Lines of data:
+--

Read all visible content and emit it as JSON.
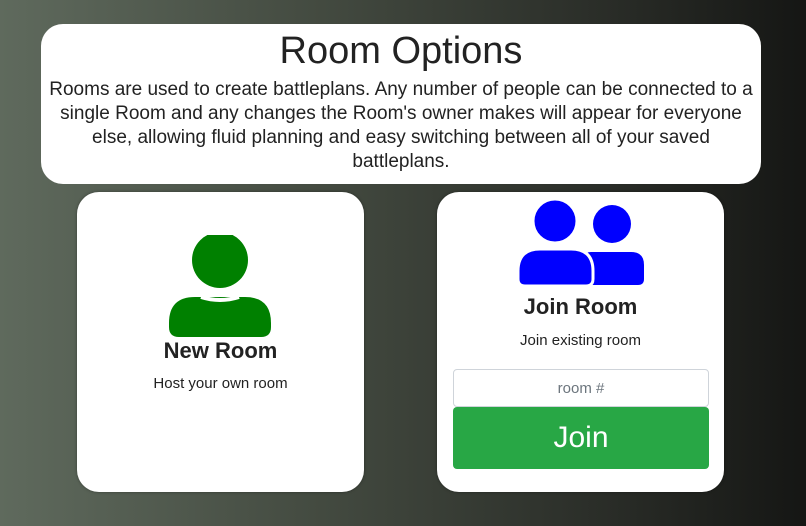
{
  "header": {
    "title": "Room Options",
    "description": "Rooms are used to create battleplans. Any number of people can be connected to a single Room and any changes the Room's owner makes will appear for everyone else, allowing fluid planning and easy switching between all of your saved battleplans."
  },
  "new_room": {
    "icon": "user-icon",
    "icon_color": "#008000",
    "title": "New Room",
    "subtitle": "Host your own room"
  },
  "join_room": {
    "icon": "users-icon",
    "icon_color": "#0000ff",
    "title": "Join Room",
    "subtitle": "Join existing room",
    "input_placeholder": "room #",
    "input_value": "",
    "button_label": "Join",
    "button_color": "#28a745"
  }
}
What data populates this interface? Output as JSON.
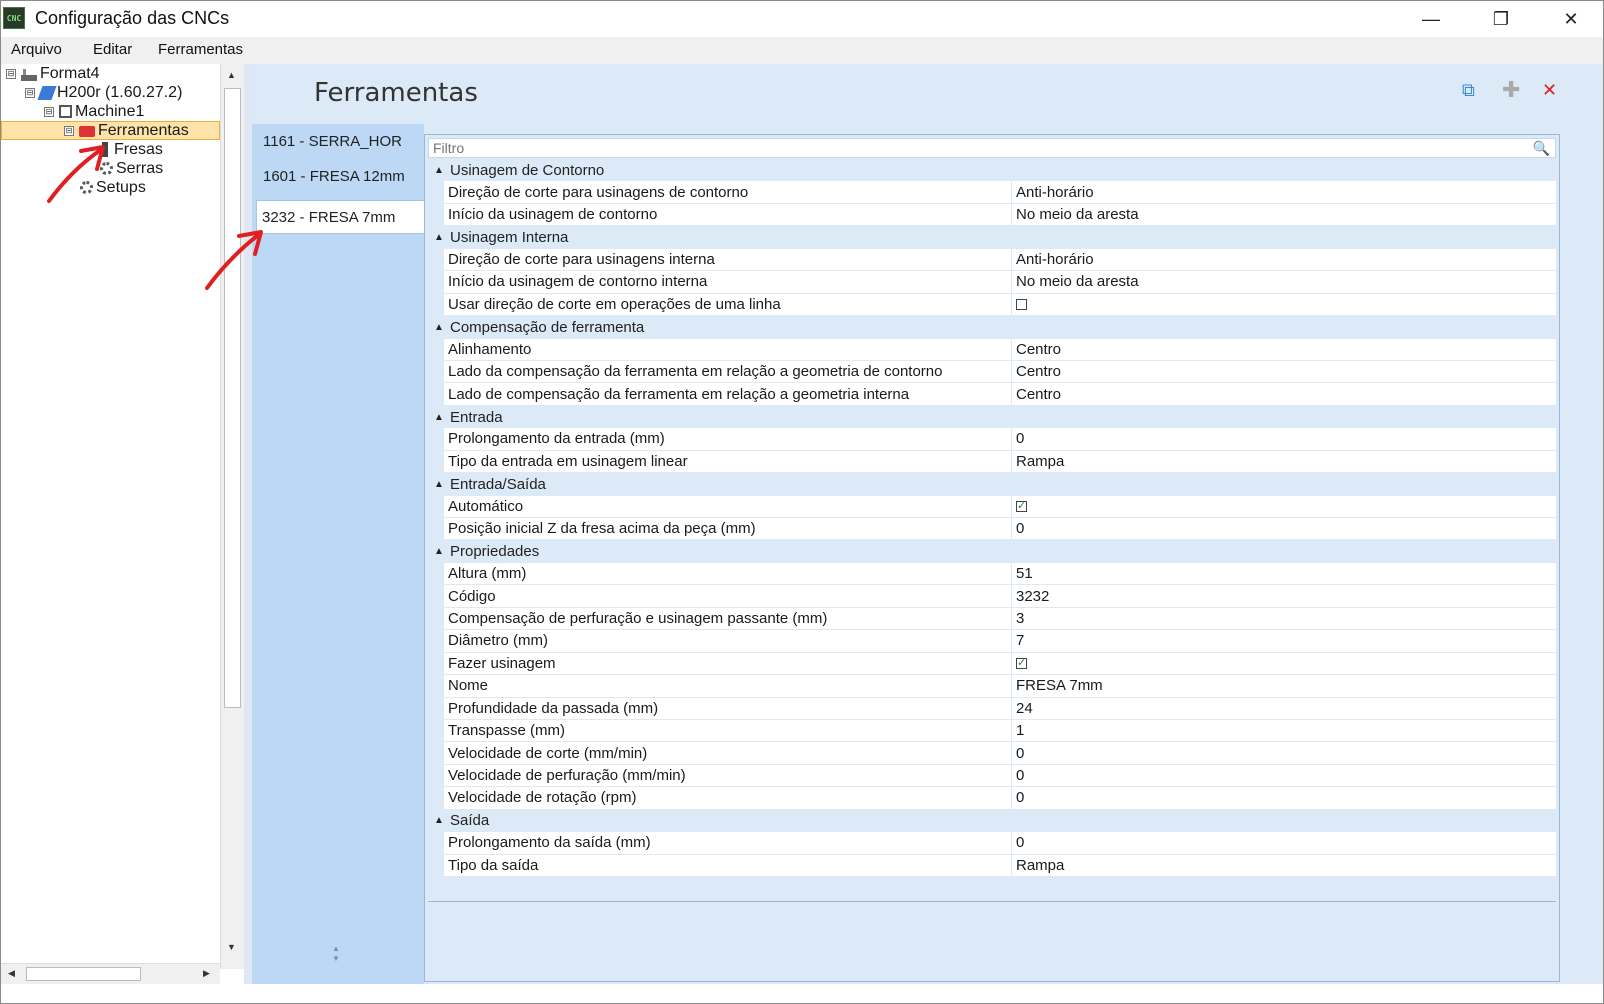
{
  "window": {
    "title": "Configuração das CNCs",
    "app_icon_text": "CNC"
  },
  "menu": [
    "Arquivo",
    "Editar",
    "Ferramentas"
  ],
  "tree": [
    {
      "label": "Format4",
      "expander": "⊟"
    },
    {
      "label": "H200r (1.60.27.2)",
      "expander": "⊟"
    },
    {
      "label": "Machine1",
      "expander": "⊟"
    },
    {
      "label": "Ferramentas",
      "expander": "⊟"
    },
    {
      "label": "Fresas"
    },
    {
      "label": "Serras"
    },
    {
      "label": "Setups"
    }
  ],
  "panel": {
    "title": "Ferramentas"
  },
  "tool_tabs": [
    "1161 - SERRA_HOR",
    "1601 - FRESA 12mm",
    "3232 - FRESA 7mm"
  ],
  "active_tab": "3232 - FRESA 7mm",
  "filter": {
    "placeholder": "Filtro"
  },
  "categories": [
    {
      "name": "Usinagem de Contorno",
      "rows": [
        {
          "name": "Direção de corte para usinagens de contorno",
          "value": "Anti-horário"
        },
        {
          "name": "Início da usinagem de contorno",
          "value": "No meio da aresta"
        }
      ]
    },
    {
      "name": "Usinagem Interna",
      "rows": [
        {
          "name": "Direção de corte para usinagens interna",
          "value": "Anti-horário"
        },
        {
          "name": "Início da usinagem de contorno interna",
          "value": "No meio da aresta"
        },
        {
          "name": "Usar direção de corte em operações de uma linha",
          "value": false,
          "checkbox": true
        }
      ]
    },
    {
      "name": "Compensação de ferramenta",
      "rows": [
        {
          "name": "Alinhamento",
          "value": "Centro"
        },
        {
          "name": "Lado da compensação da ferramenta em relação a geometria de contorno",
          "value": "Centro"
        },
        {
          "name": "Lado de compensação da ferramenta em relação a geometria interna",
          "value": "Centro"
        }
      ]
    },
    {
      "name": "Entrada",
      "rows": [
        {
          "name": "Prolongamento da entrada (mm)",
          "value": "0"
        },
        {
          "name": "Tipo da entrada em usinagem linear",
          "value": "Rampa"
        }
      ]
    },
    {
      "name": "Entrada/Saída",
      "rows": [
        {
          "name": "Automático",
          "value": true,
          "checkbox": true
        },
        {
          "name": "Posição inicial Z da fresa acima da peça (mm)",
          "value": "0"
        }
      ]
    },
    {
      "name": "Propriedades",
      "rows": [
        {
          "name": "Altura (mm)",
          "value": "51"
        },
        {
          "name": "Código",
          "value": "3232"
        },
        {
          "name": "Compensação de perfuração e usinagem passante (mm)",
          "value": "3"
        },
        {
          "name": "Diâmetro (mm)",
          "value": "7"
        },
        {
          "name": "Fazer usinagem",
          "value": true,
          "checkbox": true
        },
        {
          "name": "Nome",
          "value": "FRESA 7mm"
        },
        {
          "name": "Profundidade da passada (mm)",
          "value": "24"
        },
        {
          "name": "Transpasse (mm)",
          "value": "1"
        },
        {
          "name": "Velocidade de corte (mm/min)",
          "value": "0"
        },
        {
          "name": "Velocidade de perfuração (mm/min)",
          "value": "0"
        },
        {
          "name": "Velocidade de rotação (rpm)",
          "value": "0"
        }
      ]
    },
    {
      "name": "Saída",
      "rows": [
        {
          "name": "Prolongamento da saída (mm)",
          "value": "0"
        },
        {
          "name": "Tipo da saída",
          "value": "Rampa"
        }
      ]
    }
  ],
  "colors": {
    "accent": "#dce9f7",
    "tab_column": "#bcd8f5",
    "selection": "#fde3a8",
    "annotation_arrow": "#e02020"
  },
  "icons": {
    "copy": "copy-icon",
    "add": "plus-icon",
    "delete": "close-x-icon",
    "search": "search-icon"
  }
}
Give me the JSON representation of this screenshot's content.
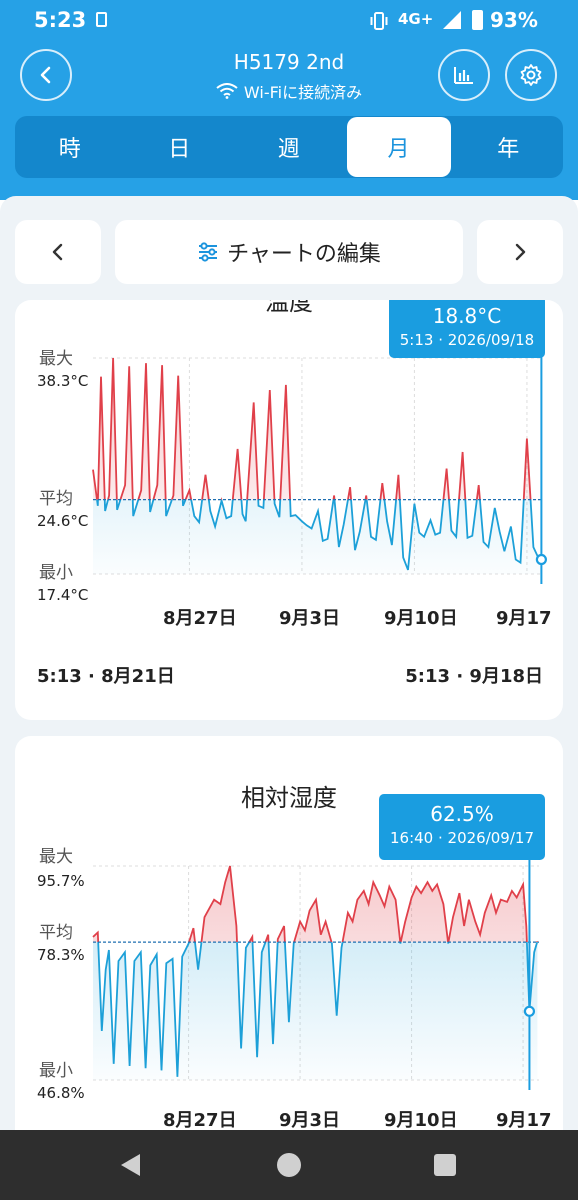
{
  "status": {
    "time": "5:23",
    "network": "4G+",
    "battery": "93%"
  },
  "header": {
    "device_name": "H5179 2nd",
    "connection": "Wi-Fiに接続済み",
    "icons": {
      "back": "chevron-left-icon",
      "chart": "bar-chart-icon",
      "settings": "gear-icon"
    }
  },
  "tabs": [
    {
      "label": "時",
      "active": false
    },
    {
      "label": "日",
      "active": false
    },
    {
      "label": "週",
      "active": false
    },
    {
      "label": "月",
      "active": true
    },
    {
      "label": "年",
      "active": false
    }
  ],
  "toolbar": {
    "edit_label": "チャートの編集"
  },
  "colors": {
    "accent": "#26a1e6",
    "line_blue": "#1da0d8",
    "line_red": "#e0404a"
  },
  "chart_data": [
    {
      "type": "line",
      "title": "温度",
      "ylabel_max": "最大",
      "ylabel_avg": "平均",
      "ylabel_min": "最小",
      "y_max_label": "38.3°C",
      "y_avg_label": "24.6°C",
      "y_min_label": "17.4°C",
      "ylim": [
        17.4,
        38.3
      ],
      "avg": 24.6,
      "x_ticks": [
        {
          "label": "8月27日",
          "day": 6
        },
        {
          "label": "9月3日",
          "day": 13
        },
        {
          "label": "9月10日",
          "day": 20
        },
        {
          "label": "9月17",
          "day": 27
        }
      ],
      "range_start": "5:13 · 8月21日",
      "range_end": "5:13 · 9月18日",
      "tooltip": {
        "value": "18.8°C",
        "time": "5:13 · 2026/09/18"
      },
      "tooltip_day": 27.9,
      "days": 28,
      "series": [
        {
          "day": 0,
          "value": 27.5
        },
        {
          "day": 0.3,
          "value": 24.0
        },
        {
          "day": 0.5,
          "value": 36.5
        },
        {
          "day": 0.75,
          "value": 23.5
        },
        {
          "day": 1.0,
          "value": 25.0
        },
        {
          "day": 1.25,
          "value": 38.3
        },
        {
          "day": 1.5,
          "value": 23.6
        },
        {
          "day": 2.0,
          "value": 26.0
        },
        {
          "day": 2.25,
          "value": 37.5
        },
        {
          "day": 2.5,
          "value": 23.0
        },
        {
          "day": 3.0,
          "value": 25.5
        },
        {
          "day": 3.3,
          "value": 37.8
        },
        {
          "day": 3.55,
          "value": 23.4
        },
        {
          "day": 4.0,
          "value": 26.0
        },
        {
          "day": 4.3,
          "value": 37.6
        },
        {
          "day": 4.55,
          "value": 23.0
        },
        {
          "day": 5.0,
          "value": 25.0
        },
        {
          "day": 5.3,
          "value": 36.6
        },
        {
          "day": 5.6,
          "value": 24.0
        },
        {
          "day": 6.0,
          "value": 25.5
        },
        {
          "day": 6.3,
          "value": 23.0
        },
        {
          "day": 6.6,
          "value": 22.4
        },
        {
          "day": 7.0,
          "value": 27.0
        },
        {
          "day": 7.3,
          "value": 23.5
        },
        {
          "day": 7.6,
          "value": 22.0
        },
        {
          "day": 8.0,
          "value": 24.5
        },
        {
          "day": 8.3,
          "value": 22.8
        },
        {
          "day": 8.6,
          "value": 23.0
        },
        {
          "day": 9.0,
          "value": 29.5
        },
        {
          "day": 9.3,
          "value": 23.2
        },
        {
          "day": 9.5,
          "value": 22.5
        },
        {
          "day": 10.0,
          "value": 34.0
        },
        {
          "day": 10.3,
          "value": 24.0
        },
        {
          "day": 10.6,
          "value": 23.8
        },
        {
          "day": 11.0,
          "value": 35.2
        },
        {
          "day": 11.3,
          "value": 24.2
        },
        {
          "day": 11.6,
          "value": 22.9
        },
        {
          "day": 12.0,
          "value": 35.7
        },
        {
          "day": 12.3,
          "value": 23.0
        },
        {
          "day": 12.6,
          "value": 23.1
        },
        {
          "day": 13.0,
          "value": 22.5
        },
        {
          "day": 13.3,
          "value": 22.1
        },
        {
          "day": 13.6,
          "value": 21.8
        },
        {
          "day": 14.0,
          "value": 23.5
        },
        {
          "day": 14.3,
          "value": 20.6
        },
        {
          "day": 14.6,
          "value": 20.8
        },
        {
          "day": 15.0,
          "value": 25.0
        },
        {
          "day": 15.3,
          "value": 20.0
        },
        {
          "day": 15.6,
          "value": 22.2
        },
        {
          "day": 16.0,
          "value": 25.8
        },
        {
          "day": 16.3,
          "value": 19.7
        },
        {
          "day": 16.6,
          "value": 21.5
        },
        {
          "day": 17.0,
          "value": 25.0
        },
        {
          "day": 17.3,
          "value": 21.0
        },
        {
          "day": 17.6,
          "value": 20.7
        },
        {
          "day": 18.0,
          "value": 26.2
        },
        {
          "day": 18.3,
          "value": 22.5
        },
        {
          "day": 18.6,
          "value": 20.2
        },
        {
          "day": 19.0,
          "value": 27.0
        },
        {
          "day": 19.3,
          "value": 19.0
        },
        {
          "day": 19.6,
          "value": 17.8
        },
        {
          "day": 20.0,
          "value": 24.2
        },
        {
          "day": 20.3,
          "value": 21.4
        },
        {
          "day": 20.6,
          "value": 21.0
        },
        {
          "day": 21.0,
          "value": 22.6
        },
        {
          "day": 21.3,
          "value": 21.2
        },
        {
          "day": 21.6,
          "value": 21.4
        },
        {
          "day": 22.0,
          "value": 27.6
        },
        {
          "day": 22.3,
          "value": 21.6
        },
        {
          "day": 22.6,
          "value": 21.0
        },
        {
          "day": 23.0,
          "value": 29.2
        },
        {
          "day": 23.3,
          "value": 20.9
        },
        {
          "day": 23.6,
          "value": 21.1
        },
        {
          "day": 24.0,
          "value": 26.0
        },
        {
          "day": 24.3,
          "value": 20.5
        },
        {
          "day": 24.6,
          "value": 20.0
        },
        {
          "day": 25.0,
          "value": 23.8
        },
        {
          "day": 25.3,
          "value": 21.5
        },
        {
          "day": 25.6,
          "value": 19.6
        },
        {
          "day": 26.0,
          "value": 22.0
        },
        {
          "day": 26.3,
          "value": 18.8
        },
        {
          "day": 26.6,
          "value": 18.5
        },
        {
          "day": 27.0,
          "value": 30.5
        },
        {
          "day": 27.4,
          "value": 20.0
        },
        {
          "day": 27.7,
          "value": 19.0
        },
        {
          "day": 27.9,
          "value": 18.8
        }
      ]
    },
    {
      "type": "line",
      "title": "相対湿度",
      "ylabel_max": "最大",
      "ylabel_avg": "平均",
      "ylabel_min": "最小",
      "y_max_label": "95.7%",
      "y_avg_label": "78.3%",
      "y_min_label": "46.8%",
      "ylim": [
        46.8,
        95.7
      ],
      "avg": 78.3,
      "x_ticks": [
        {
          "label": "8月27日",
          "day": 6
        },
        {
          "label": "9月3日",
          "day": 13
        },
        {
          "label": "9月10日",
          "day": 20
        },
        {
          "label": "9月17",
          "day": 27
        }
      ],
      "tooltip": {
        "value": "62.5%",
        "time": "16:40 · 2026/09/17"
      },
      "tooltip_day": 27.4,
      "days": 28,
      "series": [
        {
          "day": 0,
          "value": 79.5
        },
        {
          "day": 0.3,
          "value": 80.5
        },
        {
          "day": 0.55,
          "value": 58.0
        },
        {
          "day": 0.8,
          "value": 72.0
        },
        {
          "day": 1.0,
          "value": 76.5
        },
        {
          "day": 1.3,
          "value": 50.5
        },
        {
          "day": 1.6,
          "value": 74.0
        },
        {
          "day": 2.0,
          "value": 76.0
        },
        {
          "day": 2.3,
          "value": 50.0
        },
        {
          "day": 2.6,
          "value": 74.0
        },
        {
          "day": 3.0,
          "value": 76.0
        },
        {
          "day": 3.3,
          "value": 49.5
        },
        {
          "day": 3.6,
          "value": 73.0
        },
        {
          "day": 4.0,
          "value": 75.5
        },
        {
          "day": 4.3,
          "value": 49.0
        },
        {
          "day": 4.6,
          "value": 73.5
        },
        {
          "day": 5.0,
          "value": 74.5
        },
        {
          "day": 5.3,
          "value": 47.5
        },
        {
          "day": 5.6,
          "value": 75.0
        },
        {
          "day": 6.0,
          "value": 78.0
        },
        {
          "day": 6.3,
          "value": 81.5
        },
        {
          "day": 6.6,
          "value": 72.0
        },
        {
          "day": 7.0,
          "value": 84.0
        },
        {
          "day": 7.3,
          "value": 86.0
        },
        {
          "day": 7.6,
          "value": 88.0
        },
        {
          "day": 8.0,
          "value": 87.0
        },
        {
          "day": 8.3,
          "value": 92.0
        },
        {
          "day": 8.6,
          "value": 95.7
        },
        {
          "day": 9.0,
          "value": 82.0
        },
        {
          "day": 9.3,
          "value": 54.0
        },
        {
          "day": 9.6,
          "value": 77.0
        },
        {
          "day": 10.0,
          "value": 79.5
        },
        {
          "day": 10.3,
          "value": 52.0
        },
        {
          "day": 10.6,
          "value": 76.0
        },
        {
          "day": 11.0,
          "value": 80.0
        },
        {
          "day": 11.3,
          "value": 55.0
        },
        {
          "day": 11.6,
          "value": 79.0
        },
        {
          "day": 12.0,
          "value": 82.0
        },
        {
          "day": 12.3,
          "value": 60.0
        },
        {
          "day": 12.6,
          "value": 78.0
        },
        {
          "day": 13.0,
          "value": 83.0
        },
        {
          "day": 13.3,
          "value": 81.0
        },
        {
          "day": 13.6,
          "value": 85.5
        },
        {
          "day": 14.0,
          "value": 88.0
        },
        {
          "day": 14.3,
          "value": 80.0
        },
        {
          "day": 14.6,
          "value": 83.0
        },
        {
          "day": 15.0,
          "value": 78.0
        },
        {
          "day": 15.3,
          "value": 61.5
        },
        {
          "day": 15.6,
          "value": 77.0
        },
        {
          "day": 16.0,
          "value": 85.0
        },
        {
          "day": 16.3,
          "value": 83.0
        },
        {
          "day": 16.6,
          "value": 88.0
        },
        {
          "day": 17.0,
          "value": 90.0
        },
        {
          "day": 17.3,
          "value": 87.0
        },
        {
          "day": 17.6,
          "value": 92.0
        },
        {
          "day": 18.0,
          "value": 89.0
        },
        {
          "day": 18.3,
          "value": 86.5
        },
        {
          "day": 18.6,
          "value": 91.0
        },
        {
          "day": 19.0,
          "value": 88.0
        },
        {
          "day": 19.3,
          "value": 78.0
        },
        {
          "day": 19.6,
          "value": 83.0
        },
        {
          "day": 20.0,
          "value": 88.5
        },
        {
          "day": 20.3,
          "value": 91.0
        },
        {
          "day": 20.6,
          "value": 89.5
        },
        {
          "day": 21.0,
          "value": 92.0
        },
        {
          "day": 21.3,
          "value": 90.0
        },
        {
          "day": 21.6,
          "value": 91.5
        },
        {
          "day": 22.0,
          "value": 87.0
        },
        {
          "day": 22.3,
          "value": 78.0
        },
        {
          "day": 22.6,
          "value": 84.0
        },
        {
          "day": 23.0,
          "value": 89.5
        },
        {
          "day": 23.3,
          "value": 82.0
        },
        {
          "day": 23.6,
          "value": 88.0
        },
        {
          "day": 24.0,
          "value": 83.0
        },
        {
          "day": 24.3,
          "value": 80.0
        },
        {
          "day": 24.6,
          "value": 85.0
        },
        {
          "day": 25.0,
          "value": 89.0
        },
        {
          "day": 25.3,
          "value": 85.0
        },
        {
          "day": 25.6,
          "value": 88.0
        },
        {
          "day": 26.0,
          "value": 87.5
        },
        {
          "day": 26.3,
          "value": 90.0
        },
        {
          "day": 26.6,
          "value": 88.5
        },
        {
          "day": 27.0,
          "value": 91.5
        },
        {
          "day": 27.2,
          "value": 82.0
        },
        {
          "day": 27.4,
          "value": 62.5
        },
        {
          "day": 27.7,
          "value": 76.0
        },
        {
          "day": 27.9,
          "value": 78.5
        }
      ]
    }
  ]
}
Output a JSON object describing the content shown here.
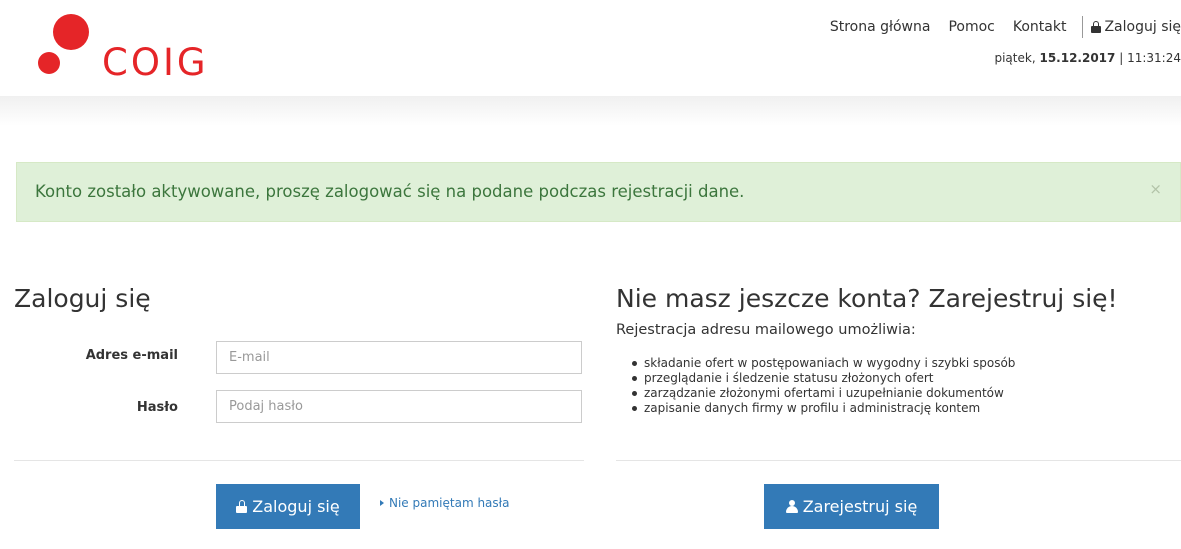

+--

Extract from the material all lines containing the string "subtitle".

The output:
    "subtitle": "Host your own room"
    "subtitle": "Join existing room",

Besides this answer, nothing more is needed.